- _WHAT YOU WILL DO_: Return the listing below in full, with every line exactly as it is.

※ ※ ※

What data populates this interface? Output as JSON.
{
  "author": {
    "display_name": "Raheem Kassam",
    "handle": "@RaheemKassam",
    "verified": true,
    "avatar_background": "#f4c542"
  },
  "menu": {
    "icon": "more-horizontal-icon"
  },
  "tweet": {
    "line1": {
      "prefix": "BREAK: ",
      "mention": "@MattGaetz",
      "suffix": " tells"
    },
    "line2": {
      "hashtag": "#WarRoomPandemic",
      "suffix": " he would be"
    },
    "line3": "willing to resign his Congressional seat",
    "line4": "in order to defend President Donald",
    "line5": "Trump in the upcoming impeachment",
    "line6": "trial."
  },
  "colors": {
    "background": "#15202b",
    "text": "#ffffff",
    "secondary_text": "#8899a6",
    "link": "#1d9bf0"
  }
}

※ ※ ※

- _CORRECT RESULT_:
What data populates this interface? Output as JSON.
{
  "author": {
    "display_name": "Raheem Kassam",
    "handle": "@RaheemKassam",
    "verified": true,
    "avatar_background": "#f4c542"
  },
  "menu": {
    "icon": "more-horizontal-icon"
  },
  "tweet": {
    "line1": {
      "prefix": "BREAK: ",
      "mention": "@MattGaetz",
      "suffix": " tells"
    },
    "line2": {
      "hashtag": "#WarRoomPandemic",
      "suffix": " he would be"
    },
    "line3": "willing to resign his Congressional seat",
    "line4": "in order to defend President Donald",
    "line5": "Trump in the upcoming impeachment",
    "line6": "trial."
  },
  "colors": {
    "background": "#15202b",
    "text": "#ffffff",
    "secondary_text": "#8899a6",
    "link": "#1d9bf0"
  }
}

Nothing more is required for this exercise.